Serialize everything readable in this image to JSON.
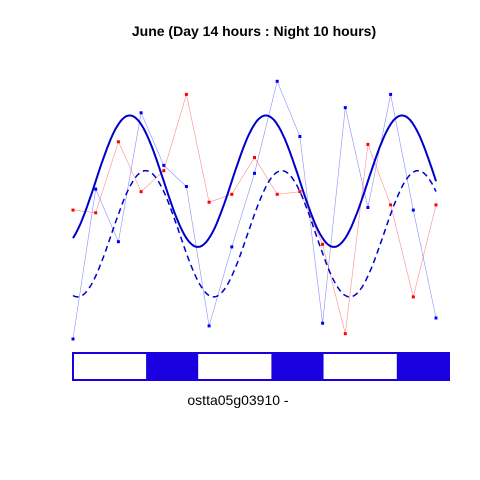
{
  "chart_data": {
    "type": "line",
    "title": "June (Day 14 hours : Night 10 hours)",
    "xlabel": "ostta05g03910 -",
    "ylabel": "",
    "grid": false,
    "x": [
      0,
      1,
      2,
      3,
      4,
      5,
      6,
      7,
      8,
      9,
      10,
      11,
      12,
      13,
      14,
      15,
      16
    ],
    "xlim": [
      0,
      16
    ],
    "ylim": [
      0,
      1
    ],
    "series": [
      {
        "color": "#0000ff",
        "style": "points-line",
        "values": [
          0.0,
          0.57,
          0.37,
          0.86,
          0.66,
          0.58,
          0.05,
          0.35,
          0.63,
          0.98,
          0.77,
          0.06,
          0.88,
          0.5,
          0.93,
          0.49,
          0.08
        ]
      },
      {
        "color": "#ff0000",
        "style": "points-line",
        "values": [
          0.49,
          0.48,
          0.75,
          0.56,
          0.64,
          0.93,
          0.52,
          0.55,
          0.69,
          0.55,
          0.56,
          0.36,
          0.02,
          0.74,
          0.51,
          0.16,
          0.51
        ]
      },
      {
        "color": "#0000cc",
        "style": "solid-fit",
        "period": 6,
        "mean": 0.6,
        "amplitude": 0.25,
        "peak_x": 2.5
      },
      {
        "color": "#0000cc",
        "style": "dashed-fit",
        "period": 6,
        "mean": 0.4,
        "amplitude": 0.24,
        "peak_x": 3.2
      }
    ],
    "day_night_bar": {
      "day_color": "#ffffff",
      "night_color": "#1a00e0",
      "segments": [
        {
          "state": "day",
          "start": 0,
          "end": 14
        },
        {
          "state": "night",
          "start": 14,
          "end": 24
        },
        {
          "state": "day",
          "start": 24,
          "end": 38
        },
        {
          "state": "night",
          "start": 38,
          "end": 48
        },
        {
          "state": "day",
          "start": 48,
          "end": 62
        },
        {
          "state": "night",
          "start": 62,
          "end": 72
        }
      ],
      "range": [
        0,
        72
      ]
    }
  }
}
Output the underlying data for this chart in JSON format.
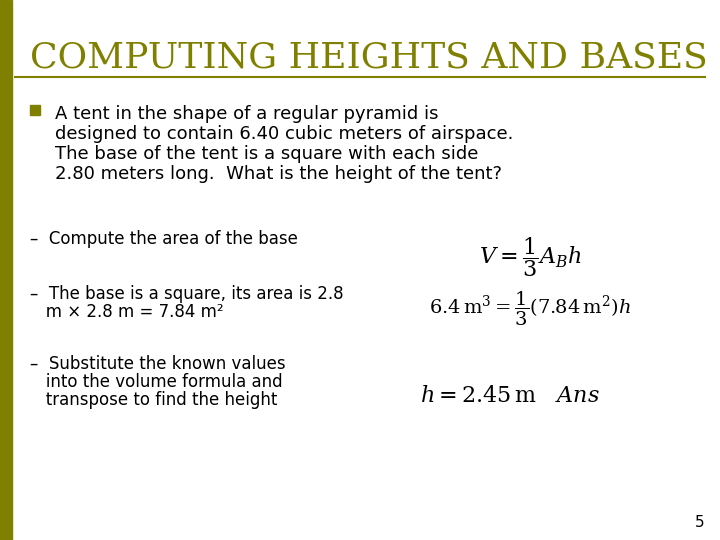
{
  "title": "COMPUTING HEIGHTS AND BASES",
  "title_color": "#808000",
  "title_fontsize": 26,
  "background_color": "#ffffff",
  "left_bar_color": "#808000",
  "separator_color": "#808000",
  "bullet_color": "#808000",
  "text_color": "#000000",
  "bullet_text_lines": [
    "A tent in the shape of a regular pyramid is",
    "designed to contain 6.40 cubic meters of airspace.",
    "The base of the tent is a square with each side",
    "2.80 meters long.  What is the height of the tent?"
  ],
  "bullet_fontsize": 13,
  "dash_items": [
    [
      "–  Compute the area of the base"
    ],
    [
      "–  The base is a square, its area is 2.8",
      "   m × 2.8 m = 7.84 m²"
    ],
    [
      "–  Substitute the known values",
      "   into the volume formula and",
      "   transpose to find the height"
    ]
  ],
  "dash_fontsize": 12,
  "formula_fontsize": 13,
  "page_number": "5"
}
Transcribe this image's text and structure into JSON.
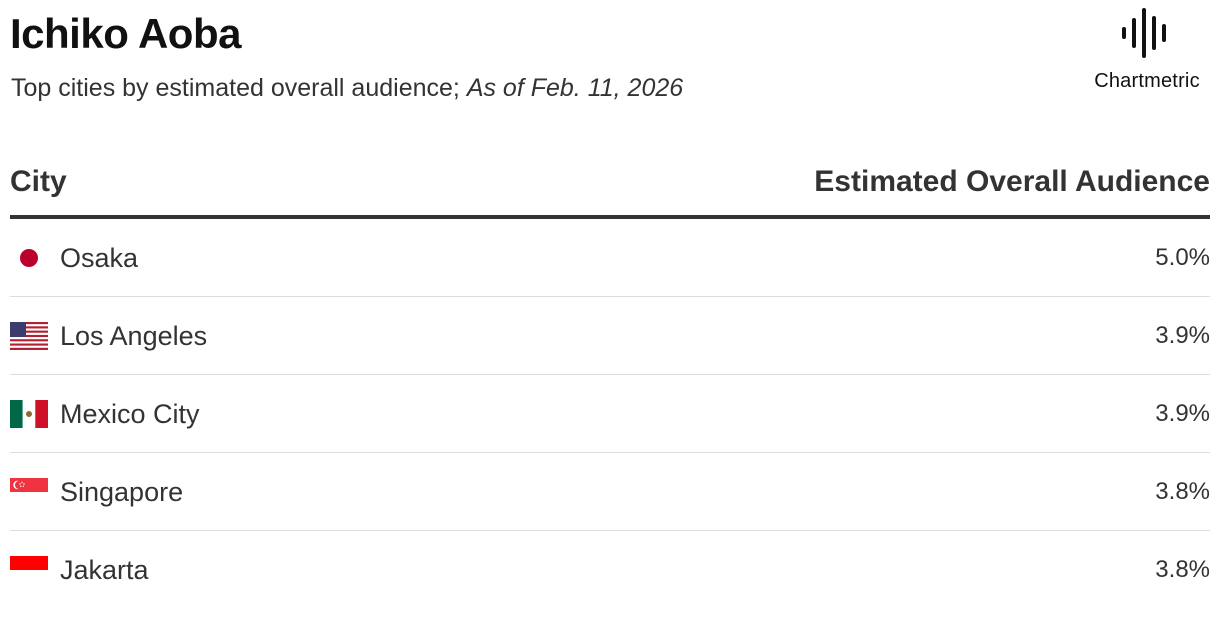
{
  "header": {
    "title": "Ichiko Aoba",
    "subtitle": "Top cities by estimated overall audience;",
    "date": "As of Feb. 11, 2026"
  },
  "logo": {
    "name": "Chartmetric",
    "icon": "soundwave-icon"
  },
  "table": {
    "columns": [
      "City",
      "Estimated Overall Audience"
    ],
    "rows": [
      {
        "flag": "japan-flag-icon",
        "city": "Osaka",
        "value": "5.0%"
      },
      {
        "flag": "usa-flag-icon",
        "city": "Los Angeles",
        "value": "3.9%"
      },
      {
        "flag": "mexico-flag-icon",
        "city": "Mexico City",
        "value": "3.9%"
      },
      {
        "flag": "singapore-flag-icon",
        "city": "Singapore",
        "value": "3.8%"
      },
      {
        "flag": "indonesia-flag-icon",
        "city": "Jakarta",
        "value": "3.8%"
      }
    ]
  },
  "chart_data": {
    "type": "table",
    "title": "Ichiko Aoba",
    "columns": [
      "City",
      "Estimated Overall Audience"
    ],
    "categories": [
      "Osaka",
      "Los Angeles",
      "Mexico City",
      "Singapore",
      "Jakarta"
    ],
    "values": [
      5.0,
      3.9,
      3.9,
      3.8,
      3.8
    ],
    "unit": "%"
  },
  "colors": {
    "japan_red": "#bc002d",
    "usa_red": "#b22234",
    "usa_blue": "#3c3b6e",
    "mexico_green": "#006847",
    "mexico_red": "#ce1126",
    "singapore_red": "#ef3340",
    "indonesia_red": "#ff0000",
    "header_rule": "#333333",
    "row_divider": "#dddddd"
  }
}
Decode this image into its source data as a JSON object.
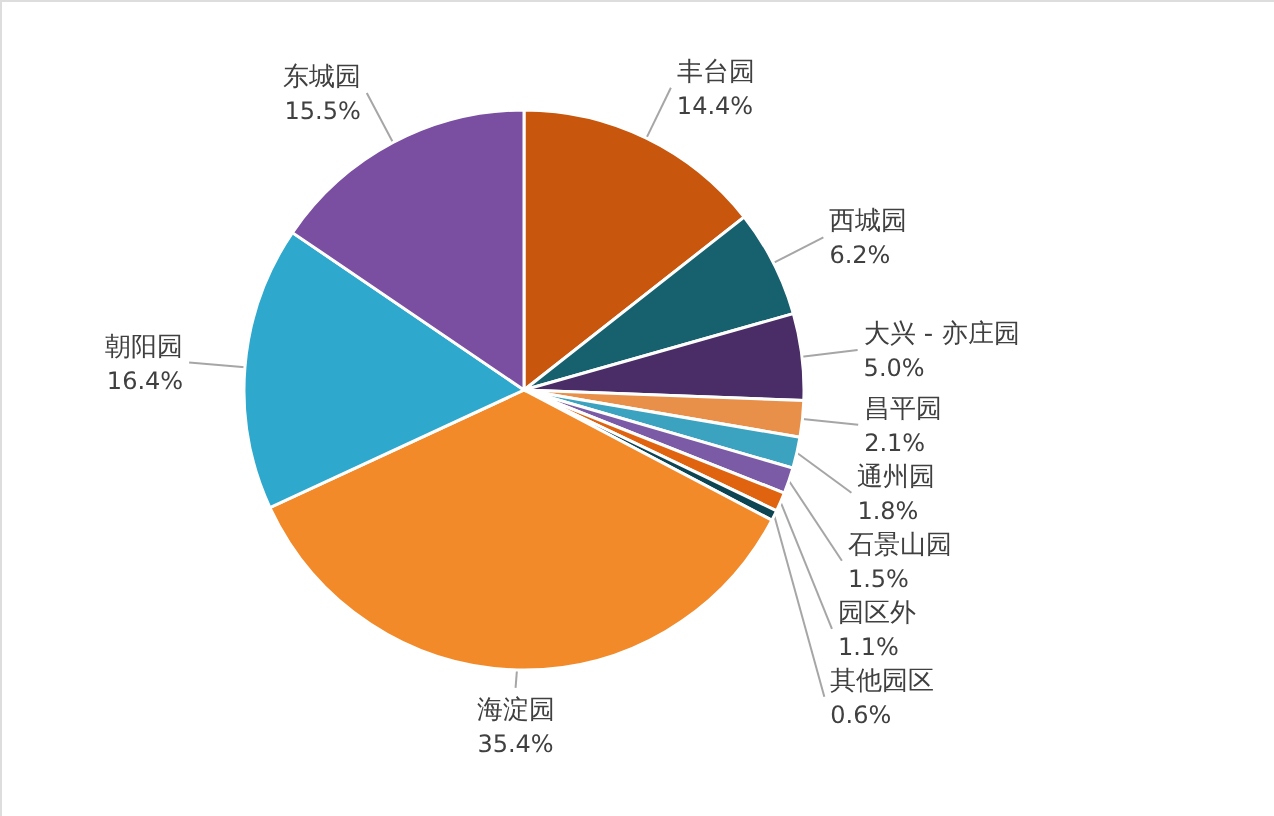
{
  "chart_data": {
    "type": "pie",
    "categories": [
      "丰台园",
      "西城园",
      "大兴 - 亦庄园",
      "昌平园",
      "通州园",
      "石景山园",
      "园区外",
      "其他园区",
      "海淀园",
      "朝阳园",
      "东城园"
    ],
    "values": [
      14.4,
      6.2,
      5.0,
      2.1,
      1.8,
      1.5,
      1.1,
      0.6,
      35.4,
      16.4,
      15.5
    ],
    "colors": [
      "#c8560c",
      "#17606e",
      "#4a2c66",
      "#e8904a",
      "#3ba3bf",
      "#7b5ba6",
      "#e0640f",
      "#0e4552",
      "#f28a2a",
      "#2ea8cc",
      "#7a4ea0"
    ],
    "value_labels": [
      "14.4%",
      "6.2%",
      "5.0%",
      "2.1%",
      "1.8%",
      "1.5%",
      "1.1%",
      "0.6%",
      "35.4%",
      "16.4%",
      "15.5%"
    ]
  }
}
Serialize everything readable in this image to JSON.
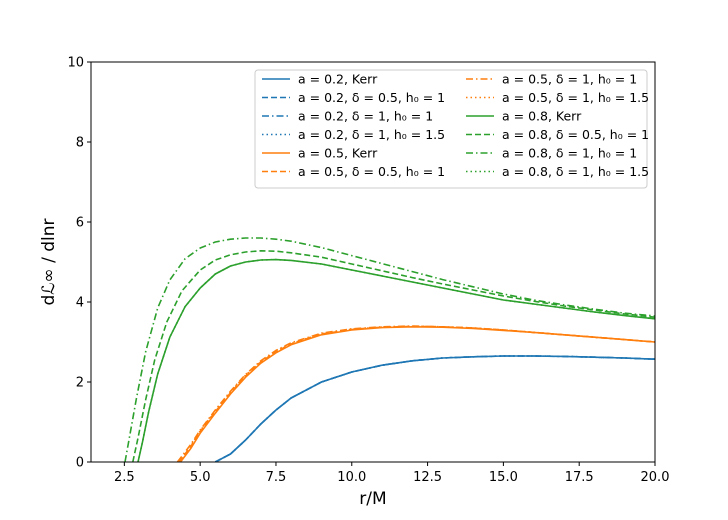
{
  "chart_data": {
    "type": "line",
    "title": "",
    "xlabel": "r/M",
    "ylabel": "dℒ∞ / dlnr",
    "xlim": [
      1.4,
      20.0
    ],
    "ylim": [
      0,
      10
    ],
    "xticks": [
      "2.5",
      "5.0",
      "7.5",
      "10.0",
      "12.5",
      "15.0",
      "17.5",
      "20.0"
    ],
    "yticks": [
      "0",
      "2",
      "4",
      "6",
      "8",
      "10"
    ],
    "grid": false,
    "legend_position": "top-right",
    "legend_columns": 2,
    "series": [
      {
        "name": "a = 0.2, Kerr",
        "color": "#1f77b4",
        "style": "solid",
        "x": [
          5.5,
          6.0,
          6.5,
          7.0,
          7.5,
          8.0,
          9.0,
          10.0,
          11.0,
          12.0,
          13.0,
          14.0,
          15.0,
          16.0,
          17.0,
          18.0,
          19.0,
          20.0
        ],
        "y": [
          0.0,
          0.2,
          0.55,
          0.95,
          1.3,
          1.6,
          2.0,
          2.25,
          2.42,
          2.53,
          2.6,
          2.63,
          2.65,
          2.65,
          2.64,
          2.62,
          2.6,
          2.57
        ]
      },
      {
        "name": "a = 0.2, δ = 0.5, h₀ = 1",
        "color": "#1f77b4",
        "style": "dashed",
        "x": [
          5.5,
          6.0,
          6.5,
          7.0,
          7.5,
          8.0,
          9.0,
          10.0,
          11.0,
          12.0,
          13.0,
          14.0,
          15.0,
          16.0,
          17.0,
          18.0,
          19.0,
          20.0
        ],
        "y": [
          0.0,
          0.2,
          0.55,
          0.95,
          1.3,
          1.6,
          2.0,
          2.25,
          2.42,
          2.53,
          2.6,
          2.63,
          2.65,
          2.65,
          2.64,
          2.62,
          2.6,
          2.57
        ]
      },
      {
        "name": "a = 0.2, δ = 1, h₀ = 1",
        "color": "#1f77b4",
        "style": "dashdot",
        "x": [
          5.5,
          6.0,
          6.5,
          7.0,
          7.5,
          8.0,
          9.0,
          10.0,
          11.0,
          12.0,
          13.0,
          14.0,
          15.0,
          16.0,
          17.0,
          18.0,
          19.0,
          20.0
        ],
        "y": [
          0.0,
          0.2,
          0.55,
          0.95,
          1.3,
          1.6,
          2.0,
          2.25,
          2.42,
          2.53,
          2.6,
          2.63,
          2.65,
          2.65,
          2.64,
          2.62,
          2.6,
          2.57
        ]
      },
      {
        "name": "a = 0.2, δ = 1, h₀ = 1.5",
        "color": "#1f77b4",
        "style": "dotted",
        "x": [
          5.5,
          6.0,
          6.5,
          7.0,
          7.5,
          8.0,
          9.0,
          10.0,
          11.0,
          12.0,
          13.0,
          14.0,
          15.0,
          16.0,
          17.0,
          18.0,
          19.0,
          20.0
        ],
        "y": [
          0.0,
          0.2,
          0.55,
          0.95,
          1.3,
          1.6,
          2.0,
          2.25,
          2.42,
          2.53,
          2.6,
          2.63,
          2.65,
          2.65,
          2.64,
          2.62,
          2.6,
          2.57
        ]
      },
      {
        "name": "a = 0.5, Kerr",
        "color": "#ff7f0e",
        "style": "solid",
        "x": [
          4.35,
          4.7,
          5.0,
          5.5,
          6.0,
          6.5,
          7.0,
          7.5,
          8.0,
          9.0,
          10.0,
          11.0,
          12.0,
          13.0,
          14.0,
          15.0,
          16.0,
          17.0,
          18.0,
          19.0,
          20.0
        ],
        "y": [
          0.0,
          0.35,
          0.72,
          1.22,
          1.7,
          2.12,
          2.47,
          2.73,
          2.93,
          3.18,
          3.3,
          3.36,
          3.38,
          3.37,
          3.34,
          3.29,
          3.24,
          3.18,
          3.12,
          3.06,
          3.0
        ]
      },
      {
        "name": "a = 0.5, δ = 0.5, h₀ = 1",
        "color": "#ff7f0e",
        "style": "dashed",
        "x": [
          4.3,
          4.7,
          5.0,
          5.5,
          6.0,
          6.5,
          7.0,
          7.5,
          8.0,
          9.0,
          10.0,
          11.0,
          12.0,
          13.0,
          14.0,
          15.0,
          16.0,
          17.0,
          18.0,
          19.0,
          20.0
        ],
        "y": [
          0.0,
          0.4,
          0.76,
          1.26,
          1.73,
          2.15,
          2.5,
          2.76,
          2.95,
          3.2,
          3.31,
          3.37,
          3.39,
          3.38,
          3.35,
          3.3,
          3.24,
          3.18,
          3.12,
          3.06,
          3.0
        ]
      },
      {
        "name": "a = 0.5, δ = 1, h₀ = 1",
        "color": "#ff7f0e",
        "style": "dashdot",
        "x": [
          4.25,
          4.7,
          5.0,
          5.5,
          6.0,
          6.5,
          7.0,
          7.5,
          8.0,
          9.0,
          10.0,
          11.0,
          12.0,
          13.0,
          14.0,
          15.0,
          16.0,
          17.0,
          18.0,
          19.0,
          20.0
        ],
        "y": [
          0.0,
          0.45,
          0.8,
          1.3,
          1.77,
          2.19,
          2.53,
          2.79,
          2.98,
          3.22,
          3.33,
          3.38,
          3.4,
          3.38,
          3.35,
          3.3,
          3.24,
          3.18,
          3.12,
          3.06,
          3.0
        ]
      },
      {
        "name": "a = 0.5, δ = 1, h₀ = 1.5",
        "color": "#ff7f0e",
        "style": "dotted",
        "x": [
          4.3,
          4.7,
          5.0,
          5.5,
          6.0,
          6.5,
          7.0,
          7.5,
          8.0,
          9.0,
          10.0,
          11.0,
          12.0,
          13.0,
          14.0,
          15.0,
          16.0,
          17.0,
          18.0,
          19.0,
          20.0
        ],
        "y": [
          0.0,
          0.42,
          0.78,
          1.28,
          1.75,
          2.17,
          2.51,
          2.77,
          2.96,
          3.21,
          3.32,
          3.37,
          3.39,
          3.38,
          3.35,
          3.3,
          3.24,
          3.18,
          3.12,
          3.06,
          3.0
        ]
      },
      {
        "name": "a = 0.8, Kerr",
        "color": "#2ca02c",
        "style": "solid",
        "x": [
          2.95,
          3.1,
          3.3,
          3.6,
          4.0,
          4.5,
          5.0,
          5.5,
          6.0,
          6.5,
          7.0,
          7.5,
          8.0,
          9.0,
          10.0,
          11.0,
          12.0,
          13.0,
          14.0,
          15.0,
          16.0,
          17.0,
          18.0,
          19.0,
          20.0
        ],
        "y": [
          0.0,
          0.5,
          1.25,
          2.2,
          3.12,
          3.88,
          4.35,
          4.7,
          4.9,
          5.0,
          5.05,
          5.06,
          5.04,
          4.95,
          4.8,
          4.65,
          4.5,
          4.35,
          4.2,
          4.05,
          3.95,
          3.85,
          3.75,
          3.66,
          3.58
        ]
      },
      {
        "name": "a = 0.8, δ = 0.5, h₀ = 1",
        "color": "#2ca02c",
        "style": "dashed",
        "x": [
          2.78,
          2.95,
          3.2,
          3.5,
          3.9,
          4.4,
          5.0,
          5.5,
          6.0,
          6.5,
          7.0,
          7.5,
          8.0,
          9.0,
          10.0,
          11.0,
          12.0,
          13.0,
          14.0,
          15.0,
          16.0,
          17.0,
          18.0,
          19.0,
          20.0
        ],
        "y": [
          0.0,
          0.6,
          1.55,
          2.55,
          3.5,
          4.28,
          4.8,
          5.05,
          5.18,
          5.25,
          5.28,
          5.27,
          5.23,
          5.12,
          4.95,
          4.78,
          4.61,
          4.45,
          4.3,
          4.15,
          4.02,
          3.9,
          3.8,
          3.7,
          3.62
        ]
      },
      {
        "name": "a = 0.8, δ = 1, h₀ = 1",
        "color": "#2ca02c",
        "style": "dashdot",
        "x": [
          2.52,
          2.7,
          2.9,
          3.2,
          3.6,
          4.0,
          4.5,
          5.0,
          5.5,
          6.0,
          6.5,
          7.0,
          7.5,
          8.0,
          9.0,
          10.0,
          11.0,
          12.0,
          13.0,
          14.0,
          15.0,
          16.0,
          17.0,
          18.0,
          19.0,
          20.0
        ],
        "y": [
          0.0,
          0.75,
          1.6,
          2.75,
          3.85,
          4.55,
          5.08,
          5.35,
          5.5,
          5.57,
          5.6,
          5.6,
          5.57,
          5.52,
          5.36,
          5.16,
          4.96,
          4.76,
          4.56,
          4.38,
          4.2,
          4.05,
          3.93,
          3.82,
          3.72,
          3.65
        ]
      },
      {
        "name": "a = 0.8, δ = 1, h₀ = 1.5",
        "color": "#2ca02c",
        "style": "dotted",
        "x": [
          2.95,
          3.1,
          3.3,
          3.6,
          4.0,
          4.5,
          5.0,
          5.5,
          6.0,
          6.5,
          7.0,
          7.5,
          8.0,
          9.0,
          10.0,
          11.0,
          12.0,
          13.0,
          14.0,
          15.0,
          16.0,
          17.0,
          18.0,
          19.0,
          20.0
        ],
        "y": [
          0.0,
          0.5,
          1.25,
          2.2,
          3.12,
          3.88,
          4.35,
          4.7,
          4.9,
          5.0,
          5.05,
          5.06,
          5.04,
          4.95,
          4.8,
          4.65,
          4.5,
          4.35,
          4.2,
          4.05,
          3.95,
          3.85,
          3.75,
          3.66,
          3.58
        ]
      }
    ]
  }
}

•••••

_Exercise brief_:
In the entries above, identify every line with the word "flag". Copy those lines.

_Solution_:
        "flag": "japan-flag-icon",
        "flag": "usa-flag-icon",
        "flag": "mexico-flag-icon",
        "flag": "singapore-flag-icon",
        "flag": "indonesia-flag-icon",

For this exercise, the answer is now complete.